### Instructions for the task
Reproduce the listing verbatim.

Dataset rows about figures
-- begin --

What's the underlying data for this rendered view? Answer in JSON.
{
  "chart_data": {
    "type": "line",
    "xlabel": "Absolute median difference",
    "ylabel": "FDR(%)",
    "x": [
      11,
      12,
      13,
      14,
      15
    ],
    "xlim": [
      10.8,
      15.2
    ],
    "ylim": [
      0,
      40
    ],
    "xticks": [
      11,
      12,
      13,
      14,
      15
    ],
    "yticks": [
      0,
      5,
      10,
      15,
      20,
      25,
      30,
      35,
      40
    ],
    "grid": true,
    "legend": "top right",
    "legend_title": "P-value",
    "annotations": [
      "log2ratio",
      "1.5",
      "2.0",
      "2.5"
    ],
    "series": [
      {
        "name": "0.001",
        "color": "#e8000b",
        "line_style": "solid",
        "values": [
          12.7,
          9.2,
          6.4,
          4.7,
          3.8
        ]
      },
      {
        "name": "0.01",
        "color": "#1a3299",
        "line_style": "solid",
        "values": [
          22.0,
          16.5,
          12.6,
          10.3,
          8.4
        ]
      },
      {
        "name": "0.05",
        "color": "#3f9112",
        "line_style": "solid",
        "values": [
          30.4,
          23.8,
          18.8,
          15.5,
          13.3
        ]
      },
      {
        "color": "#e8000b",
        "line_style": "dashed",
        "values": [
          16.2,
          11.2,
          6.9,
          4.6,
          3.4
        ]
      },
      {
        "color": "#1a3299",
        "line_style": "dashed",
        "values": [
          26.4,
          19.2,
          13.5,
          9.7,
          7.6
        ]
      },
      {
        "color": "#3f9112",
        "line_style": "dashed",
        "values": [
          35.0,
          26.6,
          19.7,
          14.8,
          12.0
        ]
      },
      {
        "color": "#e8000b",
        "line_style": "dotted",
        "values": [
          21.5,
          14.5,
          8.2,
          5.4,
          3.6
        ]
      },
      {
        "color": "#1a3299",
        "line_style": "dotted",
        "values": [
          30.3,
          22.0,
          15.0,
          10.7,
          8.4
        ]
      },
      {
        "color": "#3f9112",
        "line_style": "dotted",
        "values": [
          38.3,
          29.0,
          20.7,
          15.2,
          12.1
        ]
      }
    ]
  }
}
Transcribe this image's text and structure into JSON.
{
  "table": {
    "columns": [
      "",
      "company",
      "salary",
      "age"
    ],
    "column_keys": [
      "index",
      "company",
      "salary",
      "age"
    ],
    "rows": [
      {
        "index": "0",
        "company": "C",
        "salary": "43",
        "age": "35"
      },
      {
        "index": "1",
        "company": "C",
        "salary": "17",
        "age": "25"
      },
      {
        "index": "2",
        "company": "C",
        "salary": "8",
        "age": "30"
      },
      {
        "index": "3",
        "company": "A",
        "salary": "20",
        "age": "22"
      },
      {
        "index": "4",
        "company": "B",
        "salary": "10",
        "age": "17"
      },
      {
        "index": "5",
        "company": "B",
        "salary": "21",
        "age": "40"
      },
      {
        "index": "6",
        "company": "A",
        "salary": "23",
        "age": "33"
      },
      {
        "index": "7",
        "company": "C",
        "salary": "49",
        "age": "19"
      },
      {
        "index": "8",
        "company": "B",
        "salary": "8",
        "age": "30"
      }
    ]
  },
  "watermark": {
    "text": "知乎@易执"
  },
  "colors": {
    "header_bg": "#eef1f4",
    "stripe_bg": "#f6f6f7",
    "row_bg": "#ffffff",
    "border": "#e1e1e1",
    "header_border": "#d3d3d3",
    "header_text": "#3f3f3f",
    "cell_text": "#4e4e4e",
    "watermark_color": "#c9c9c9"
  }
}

-- end --

### Written solution
What's the underlying data for this rendered view? Answer in JSON.
{
  "chart_data": {
    "type": "line",
    "xlabel": "Absolute median difference",
    "ylabel": "FDR(%)",
    "x": [
      11,
      12,
      13,
      14,
      15
    ],
    "xlim": [
      10.8,
      15.2
    ],
    "ylim": [
      0,
      40
    ],
    "xticks": [
      11,
      12,
      13,
      14,
      15
    ],
    "yticks": [
      0,
      5,
      10,
      15,
      20,
      25,
      30,
      35,
      40
    ],
    "grid": true,
    "legend": "top right",
    "legend_title": "P-value",
    "annotations": [
      "log2ratio",
      "1.5",
      "2.0",
      "2.5"
    ],
    "series": [
      {
        "name": "0.001",
        "color": "#e8000b",
        "line_style": "solid",
        "values": [
          12.7,
          9.2,
          6.4,
          4.7,
          3.8
        ]
      },
      {
        "name": "0.01",
        "color": "#1a3299",
        "line_style": "solid",
        "values": [
          22.0,
          16.5,
          12.6,
          10.3,
          8.4
        ]
      },
      {
        "name": "0.05",
        "color": "#3f9112",
        "line_style": "solid",
        "values": [
          30.4,
          23.8,
          18.8,
          15.5,
          13.3
        ]
      },
      {
        "color": "#e8000b",
        "line_style": "dashed",
        "values": [
          16.2,
          11.2,
          6.9,
          4.6,
          3.4
        ]
      },
      {
        "color": "#1a3299",
        "line_style": "dashed",
        "values": [
          26.4,
          19.2,
          13.5,
          9.7,
          7.6
        ]
      },
      {
        "color": "#3f9112",
        "line_style": "dashed",
        "values": [
          35.0,
          26.6,
          19.7,
          14.8,
          12.0
        ]
      },
      {
        "color": "#e8000b",
        "line_style": "dotted",
        "values": [
          21.5,
          14.5,
          8.2,
          5.4,
          3.6
        ]
      },
      {
        "color": "#1a3299",
        "line_style": "dotted",
        "values": [
          30.3,
          22.0,
          15.0,
          10.7,
          8.4
        ]
      },
      {
        "color": "#3f9112",
        "line_style": "dotted",
        "values": [
          38.3,
          29.0,
          20.7,
          15.2,
          12.1
        ]
      }
    ]
  }
}
Transcribe this image's text and structure into JSON.
{
  "table": {
    "columns": [
      "",
      "company",
      "salary",
      "age"
    ],
    "column_keys": [
      "index",
      "company",
      "salary",
      "age"
    ],
    "rows": [
      {
        "index": "0",
        "company": "C",
        "salary": "43",
        "age": "35"
      },
      {
        "index": "1",
        "company": "C",
        "salary": "17",
        "age": "25"
      },
      {
        "index": "2",
        "company": "C",
        "salary": "8",
        "age": "30"
      },
      {
        "index": "3",
        "company": "A",
        "salary": "20",
        "age": "22"
      },
      {
        "index": "4",
        "company": "B",
        "salary": "10",
        "age": "17"
      },
      {
        "index": "5",
        "company": "B",
        "salary": "21",
        "age": "40"
      },
      {
        "index": "6",
        "company": "A",
        "salary": "23",
        "age": "33"
      },
      {
        "index": "7",
        "company": "C",
        "salary": "49",
        "age": "19"
      },
      {
        "index": "8",
        "company": "B",
        "salary": "8",
        "age": "30"
      }
    ]
  },
  "watermark": {
    "text": "知乎@易执"
  },
  "colors": {
    "header_bg": "#eef1f4",
    "stripe_bg": "#f6f6f7",
    "row_bg": "#ffffff",
    "border": "#e1e1e1",
    "header_border": "#d3d3d3",
    "header_text": "#3f3f3f",
    "cell_text": "#4e4e4e",
    "watermark_color": "#c9c9c9"
  }
}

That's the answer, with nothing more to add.